- **WHAT IS ASKED**: Omit every picture and return the rest of the data unaltered.

[Dataset records]

▶

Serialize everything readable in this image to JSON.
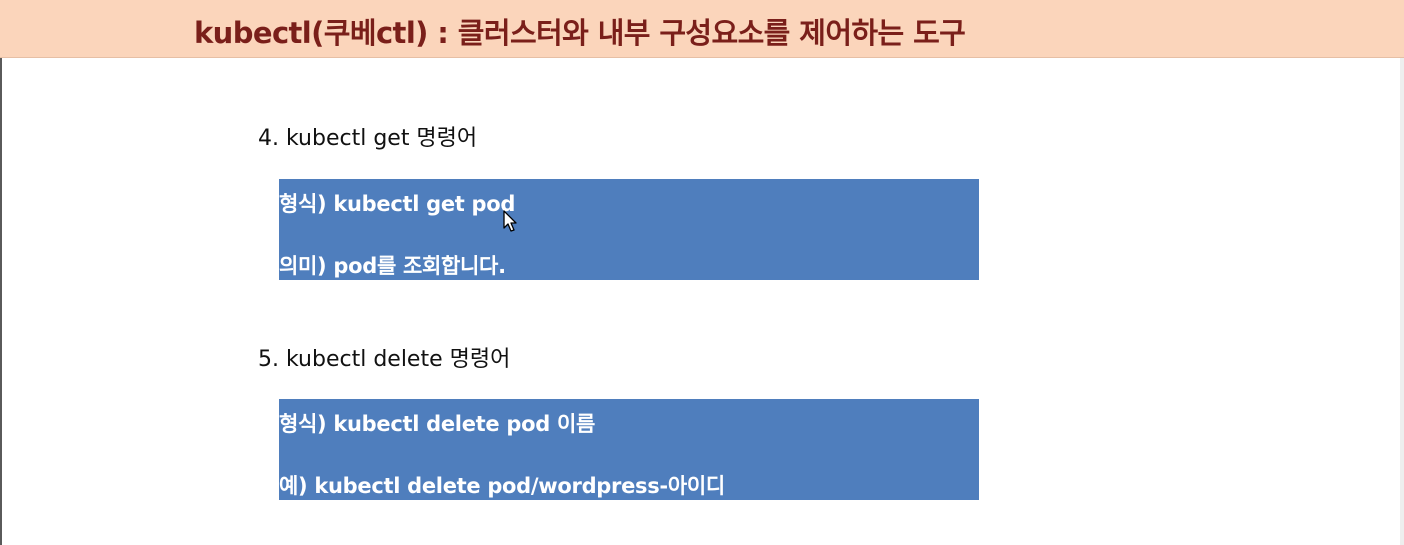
{
  "header": {
    "title": "kubectl(쿠베ctl) : 클러스터와 내부 구성요소를 제어하는 도구"
  },
  "sections": [
    {
      "heading": "4. kubectl get 명령어",
      "box_line_1": "형식) kubectl get pod",
      "box_line_2": "의미) pod를 조회합니다."
    },
    {
      "heading": "5. kubectl delete 명령어",
      "box_line_1": "형식) kubectl delete pod 이름",
      "box_line_2": "예) kubectl delete pod/wordpress-아이디"
    }
  ],
  "colors": {
    "header_background": "#fbd5bb",
    "header_text": "#7a1f1a",
    "box_background": "#4f7ebd",
    "box_text": "#ffffff"
  },
  "icons": {
    "cursor": "mouse-pointer-icon"
  }
}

◀

- **RIGHT ANSWER**:
Serialize everything readable in this image to JSON.
{
  "header": {
    "title": "kubectl(쿠베ctl) : 클러스터와 내부 구성요소를 제어하는 도구"
  },
  "sections": [
    {
      "heading": "4. kubectl get 명령어",
      "box_line_1": "형식) kubectl get pod",
      "box_line_2": "의미) pod를 조회합니다."
    },
    {
      "heading": "5. kubectl delete 명령어",
      "box_line_1": "형식) kubectl delete pod 이름",
      "box_line_2": "예) kubectl delete pod/wordpress-아이디"
    }
  ],
  "colors": {
    "header_background": "#fbd5bb",
    "header_text": "#7a1f1a",
    "box_background": "#4f7ebd",
    "box_text": "#ffffff"
  },
  "icons": {
    "cursor": "mouse-pointer-icon"
  }
}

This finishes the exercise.